-------- Listed entries --------
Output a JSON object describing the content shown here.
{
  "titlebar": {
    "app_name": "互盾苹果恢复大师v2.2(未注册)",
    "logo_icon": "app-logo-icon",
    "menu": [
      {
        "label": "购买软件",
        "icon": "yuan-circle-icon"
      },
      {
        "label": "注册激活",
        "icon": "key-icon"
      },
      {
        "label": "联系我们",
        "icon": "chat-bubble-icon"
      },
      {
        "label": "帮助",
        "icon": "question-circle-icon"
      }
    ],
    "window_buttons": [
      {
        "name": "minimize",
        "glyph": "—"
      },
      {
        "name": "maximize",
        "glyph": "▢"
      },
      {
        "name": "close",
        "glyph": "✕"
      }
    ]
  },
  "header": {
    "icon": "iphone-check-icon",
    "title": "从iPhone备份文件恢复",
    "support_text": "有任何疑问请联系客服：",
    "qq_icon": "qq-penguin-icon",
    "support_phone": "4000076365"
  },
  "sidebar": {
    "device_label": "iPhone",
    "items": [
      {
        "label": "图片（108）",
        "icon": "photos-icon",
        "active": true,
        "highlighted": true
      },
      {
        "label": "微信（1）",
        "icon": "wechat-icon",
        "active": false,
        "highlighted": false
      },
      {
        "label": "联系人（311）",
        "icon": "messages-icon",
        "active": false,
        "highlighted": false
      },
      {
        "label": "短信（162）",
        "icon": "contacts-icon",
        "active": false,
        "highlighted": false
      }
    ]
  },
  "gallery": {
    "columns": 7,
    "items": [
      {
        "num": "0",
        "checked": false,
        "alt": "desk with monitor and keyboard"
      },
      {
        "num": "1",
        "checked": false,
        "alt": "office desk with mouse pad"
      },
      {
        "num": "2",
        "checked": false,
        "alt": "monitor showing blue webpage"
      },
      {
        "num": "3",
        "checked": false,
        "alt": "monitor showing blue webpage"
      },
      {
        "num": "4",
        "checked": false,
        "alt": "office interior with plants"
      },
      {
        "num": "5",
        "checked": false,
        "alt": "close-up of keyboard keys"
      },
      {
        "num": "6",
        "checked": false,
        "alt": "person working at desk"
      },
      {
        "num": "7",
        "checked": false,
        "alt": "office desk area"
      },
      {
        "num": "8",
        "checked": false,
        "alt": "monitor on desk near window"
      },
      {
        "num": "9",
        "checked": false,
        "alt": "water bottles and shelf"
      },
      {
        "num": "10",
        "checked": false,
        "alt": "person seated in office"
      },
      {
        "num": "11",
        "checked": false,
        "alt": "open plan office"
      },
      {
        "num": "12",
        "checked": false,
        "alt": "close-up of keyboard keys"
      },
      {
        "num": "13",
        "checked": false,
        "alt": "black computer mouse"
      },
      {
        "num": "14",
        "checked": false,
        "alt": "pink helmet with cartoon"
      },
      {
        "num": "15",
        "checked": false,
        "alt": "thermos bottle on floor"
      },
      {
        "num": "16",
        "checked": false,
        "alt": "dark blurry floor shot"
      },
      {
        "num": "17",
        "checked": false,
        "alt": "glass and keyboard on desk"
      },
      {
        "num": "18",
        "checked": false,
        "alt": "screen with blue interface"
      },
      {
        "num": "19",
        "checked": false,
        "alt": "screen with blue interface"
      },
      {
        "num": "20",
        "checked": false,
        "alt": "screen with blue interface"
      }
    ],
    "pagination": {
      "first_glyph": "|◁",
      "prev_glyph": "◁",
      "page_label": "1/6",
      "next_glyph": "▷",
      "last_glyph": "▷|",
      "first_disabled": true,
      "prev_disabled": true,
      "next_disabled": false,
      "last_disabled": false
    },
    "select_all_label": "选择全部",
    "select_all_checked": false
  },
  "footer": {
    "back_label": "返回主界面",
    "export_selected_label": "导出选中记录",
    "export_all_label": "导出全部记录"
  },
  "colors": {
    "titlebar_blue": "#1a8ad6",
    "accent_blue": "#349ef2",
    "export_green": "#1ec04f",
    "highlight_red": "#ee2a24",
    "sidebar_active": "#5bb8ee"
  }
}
--------
__Exercise instructions__
Check each line above for the string "person", then copy the ones that have it.

__Finished answer__
        "alt": "person working at desk"
        "alt": "person seated in office"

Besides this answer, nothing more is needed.